What is expected: Return the number of lines in which the word "screenshot" appears; add nothing else.

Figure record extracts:
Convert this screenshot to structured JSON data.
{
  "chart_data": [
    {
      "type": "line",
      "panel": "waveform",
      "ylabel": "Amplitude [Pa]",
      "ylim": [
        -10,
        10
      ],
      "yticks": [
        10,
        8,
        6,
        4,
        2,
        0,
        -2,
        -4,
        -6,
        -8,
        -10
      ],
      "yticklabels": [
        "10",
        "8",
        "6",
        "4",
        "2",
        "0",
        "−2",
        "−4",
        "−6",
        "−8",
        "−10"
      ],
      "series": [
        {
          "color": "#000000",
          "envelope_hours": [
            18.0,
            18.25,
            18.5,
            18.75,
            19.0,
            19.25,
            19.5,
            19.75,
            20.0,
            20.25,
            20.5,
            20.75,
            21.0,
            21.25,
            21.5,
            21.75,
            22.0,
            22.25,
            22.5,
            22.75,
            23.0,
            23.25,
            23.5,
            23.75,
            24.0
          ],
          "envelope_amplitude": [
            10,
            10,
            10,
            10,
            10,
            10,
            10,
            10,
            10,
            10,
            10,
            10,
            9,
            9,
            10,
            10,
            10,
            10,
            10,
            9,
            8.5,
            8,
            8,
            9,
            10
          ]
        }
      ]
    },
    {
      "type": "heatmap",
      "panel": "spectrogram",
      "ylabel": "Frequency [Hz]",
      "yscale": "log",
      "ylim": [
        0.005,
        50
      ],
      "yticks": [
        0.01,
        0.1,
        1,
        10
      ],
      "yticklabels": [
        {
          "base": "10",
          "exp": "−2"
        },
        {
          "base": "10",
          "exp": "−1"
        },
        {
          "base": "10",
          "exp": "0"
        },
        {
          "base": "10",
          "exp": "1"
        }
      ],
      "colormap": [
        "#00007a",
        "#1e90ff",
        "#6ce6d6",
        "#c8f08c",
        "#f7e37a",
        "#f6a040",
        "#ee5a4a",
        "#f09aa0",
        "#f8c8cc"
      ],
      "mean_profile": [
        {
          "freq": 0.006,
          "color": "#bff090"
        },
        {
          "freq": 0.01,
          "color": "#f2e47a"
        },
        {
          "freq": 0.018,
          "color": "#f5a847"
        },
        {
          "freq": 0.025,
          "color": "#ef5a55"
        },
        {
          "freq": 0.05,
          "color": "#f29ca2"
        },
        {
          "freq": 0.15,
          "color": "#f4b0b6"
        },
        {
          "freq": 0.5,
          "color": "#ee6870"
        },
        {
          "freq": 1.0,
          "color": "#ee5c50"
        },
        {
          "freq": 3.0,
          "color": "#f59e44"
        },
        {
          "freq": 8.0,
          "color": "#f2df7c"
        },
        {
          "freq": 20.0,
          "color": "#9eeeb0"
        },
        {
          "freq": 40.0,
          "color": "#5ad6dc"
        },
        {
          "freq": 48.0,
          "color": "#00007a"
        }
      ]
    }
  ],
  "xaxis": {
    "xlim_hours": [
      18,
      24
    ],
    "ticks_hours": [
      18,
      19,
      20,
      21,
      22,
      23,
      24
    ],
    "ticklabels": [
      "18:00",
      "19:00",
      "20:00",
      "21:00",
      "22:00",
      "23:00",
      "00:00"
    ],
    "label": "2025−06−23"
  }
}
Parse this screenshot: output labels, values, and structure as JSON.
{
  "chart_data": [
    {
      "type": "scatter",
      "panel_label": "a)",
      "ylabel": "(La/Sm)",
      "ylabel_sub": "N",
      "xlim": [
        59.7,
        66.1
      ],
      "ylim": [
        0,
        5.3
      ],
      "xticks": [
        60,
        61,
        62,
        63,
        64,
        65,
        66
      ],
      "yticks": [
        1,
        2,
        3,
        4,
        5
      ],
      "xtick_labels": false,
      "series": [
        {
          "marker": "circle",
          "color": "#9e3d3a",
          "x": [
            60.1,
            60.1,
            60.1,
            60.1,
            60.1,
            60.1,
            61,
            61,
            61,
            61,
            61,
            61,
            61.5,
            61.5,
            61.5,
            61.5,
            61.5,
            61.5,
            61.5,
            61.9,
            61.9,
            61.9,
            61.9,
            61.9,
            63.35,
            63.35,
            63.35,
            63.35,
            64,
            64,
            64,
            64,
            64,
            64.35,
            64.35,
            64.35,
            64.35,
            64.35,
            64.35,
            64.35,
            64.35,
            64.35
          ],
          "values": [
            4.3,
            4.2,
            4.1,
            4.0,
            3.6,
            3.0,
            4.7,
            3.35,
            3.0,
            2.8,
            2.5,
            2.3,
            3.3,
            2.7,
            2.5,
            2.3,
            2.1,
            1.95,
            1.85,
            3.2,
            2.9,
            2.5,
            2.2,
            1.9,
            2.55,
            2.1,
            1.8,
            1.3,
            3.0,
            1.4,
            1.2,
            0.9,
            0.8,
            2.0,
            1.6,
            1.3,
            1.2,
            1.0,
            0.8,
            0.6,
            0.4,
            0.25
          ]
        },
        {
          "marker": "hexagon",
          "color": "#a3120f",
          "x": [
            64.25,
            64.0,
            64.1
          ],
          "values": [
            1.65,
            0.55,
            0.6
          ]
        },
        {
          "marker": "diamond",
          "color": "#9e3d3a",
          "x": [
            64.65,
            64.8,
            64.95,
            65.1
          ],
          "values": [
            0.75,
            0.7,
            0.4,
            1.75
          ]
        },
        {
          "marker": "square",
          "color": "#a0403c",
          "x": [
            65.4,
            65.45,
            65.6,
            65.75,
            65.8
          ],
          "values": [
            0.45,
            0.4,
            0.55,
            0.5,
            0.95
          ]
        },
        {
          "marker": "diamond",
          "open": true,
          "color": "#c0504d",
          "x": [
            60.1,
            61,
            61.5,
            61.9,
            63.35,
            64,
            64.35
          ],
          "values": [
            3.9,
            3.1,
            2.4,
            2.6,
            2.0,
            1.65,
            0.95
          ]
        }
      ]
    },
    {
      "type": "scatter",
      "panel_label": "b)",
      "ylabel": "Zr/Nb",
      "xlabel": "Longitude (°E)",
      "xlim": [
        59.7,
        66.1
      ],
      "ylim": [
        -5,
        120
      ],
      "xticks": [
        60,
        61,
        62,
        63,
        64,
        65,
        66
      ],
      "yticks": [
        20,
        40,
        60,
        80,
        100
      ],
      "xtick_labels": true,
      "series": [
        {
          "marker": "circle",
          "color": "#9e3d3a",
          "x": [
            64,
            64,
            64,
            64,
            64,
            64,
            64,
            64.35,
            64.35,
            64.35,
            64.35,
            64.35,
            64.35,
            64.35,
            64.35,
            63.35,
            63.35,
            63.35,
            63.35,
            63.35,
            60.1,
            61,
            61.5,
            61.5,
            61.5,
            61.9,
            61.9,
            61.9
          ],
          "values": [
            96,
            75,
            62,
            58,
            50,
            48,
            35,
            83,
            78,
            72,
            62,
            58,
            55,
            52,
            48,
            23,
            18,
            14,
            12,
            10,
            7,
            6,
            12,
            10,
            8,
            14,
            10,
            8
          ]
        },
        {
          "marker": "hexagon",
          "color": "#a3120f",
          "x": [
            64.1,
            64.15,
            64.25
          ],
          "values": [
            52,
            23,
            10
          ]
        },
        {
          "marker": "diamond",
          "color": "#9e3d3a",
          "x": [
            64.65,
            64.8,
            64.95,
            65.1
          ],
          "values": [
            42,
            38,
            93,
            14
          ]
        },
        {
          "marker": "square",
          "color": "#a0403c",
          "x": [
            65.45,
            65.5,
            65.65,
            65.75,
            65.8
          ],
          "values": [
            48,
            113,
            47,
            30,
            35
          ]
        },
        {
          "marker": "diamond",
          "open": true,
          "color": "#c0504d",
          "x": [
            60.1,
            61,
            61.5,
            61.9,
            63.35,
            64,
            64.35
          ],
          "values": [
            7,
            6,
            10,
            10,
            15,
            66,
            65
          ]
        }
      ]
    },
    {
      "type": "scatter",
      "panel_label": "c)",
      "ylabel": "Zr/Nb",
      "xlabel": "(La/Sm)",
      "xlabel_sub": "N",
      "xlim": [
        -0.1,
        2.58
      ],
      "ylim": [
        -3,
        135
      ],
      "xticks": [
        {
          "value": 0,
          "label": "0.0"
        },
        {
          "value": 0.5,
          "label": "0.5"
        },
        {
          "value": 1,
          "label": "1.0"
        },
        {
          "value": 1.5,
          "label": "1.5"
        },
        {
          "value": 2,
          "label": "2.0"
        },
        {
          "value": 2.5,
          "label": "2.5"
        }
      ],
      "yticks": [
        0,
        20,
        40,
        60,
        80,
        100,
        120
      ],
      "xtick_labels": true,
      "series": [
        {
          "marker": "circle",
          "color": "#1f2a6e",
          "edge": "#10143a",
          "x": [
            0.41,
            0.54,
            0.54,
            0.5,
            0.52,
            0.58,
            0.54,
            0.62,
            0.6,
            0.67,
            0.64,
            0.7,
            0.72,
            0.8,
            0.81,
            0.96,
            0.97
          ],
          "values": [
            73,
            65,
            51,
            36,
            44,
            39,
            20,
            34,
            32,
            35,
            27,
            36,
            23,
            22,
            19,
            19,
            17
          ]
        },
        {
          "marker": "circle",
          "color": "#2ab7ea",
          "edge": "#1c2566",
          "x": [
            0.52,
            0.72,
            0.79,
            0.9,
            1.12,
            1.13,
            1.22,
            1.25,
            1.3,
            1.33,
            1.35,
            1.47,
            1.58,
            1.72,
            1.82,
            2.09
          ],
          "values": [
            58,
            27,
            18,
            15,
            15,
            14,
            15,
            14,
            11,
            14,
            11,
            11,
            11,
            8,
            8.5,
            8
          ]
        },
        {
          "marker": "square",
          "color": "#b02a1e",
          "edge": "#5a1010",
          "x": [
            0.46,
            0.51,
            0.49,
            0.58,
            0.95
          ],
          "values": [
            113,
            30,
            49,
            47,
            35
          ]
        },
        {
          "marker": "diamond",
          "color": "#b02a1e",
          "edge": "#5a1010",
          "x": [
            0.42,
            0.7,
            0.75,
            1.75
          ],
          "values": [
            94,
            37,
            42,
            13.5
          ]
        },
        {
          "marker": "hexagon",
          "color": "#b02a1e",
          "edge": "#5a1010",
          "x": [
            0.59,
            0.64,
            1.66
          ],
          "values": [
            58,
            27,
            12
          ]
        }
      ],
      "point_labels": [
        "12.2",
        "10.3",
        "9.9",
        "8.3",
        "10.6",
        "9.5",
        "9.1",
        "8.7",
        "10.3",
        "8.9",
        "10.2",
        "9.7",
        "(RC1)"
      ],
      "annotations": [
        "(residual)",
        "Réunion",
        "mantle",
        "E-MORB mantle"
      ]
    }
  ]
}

Result below: 2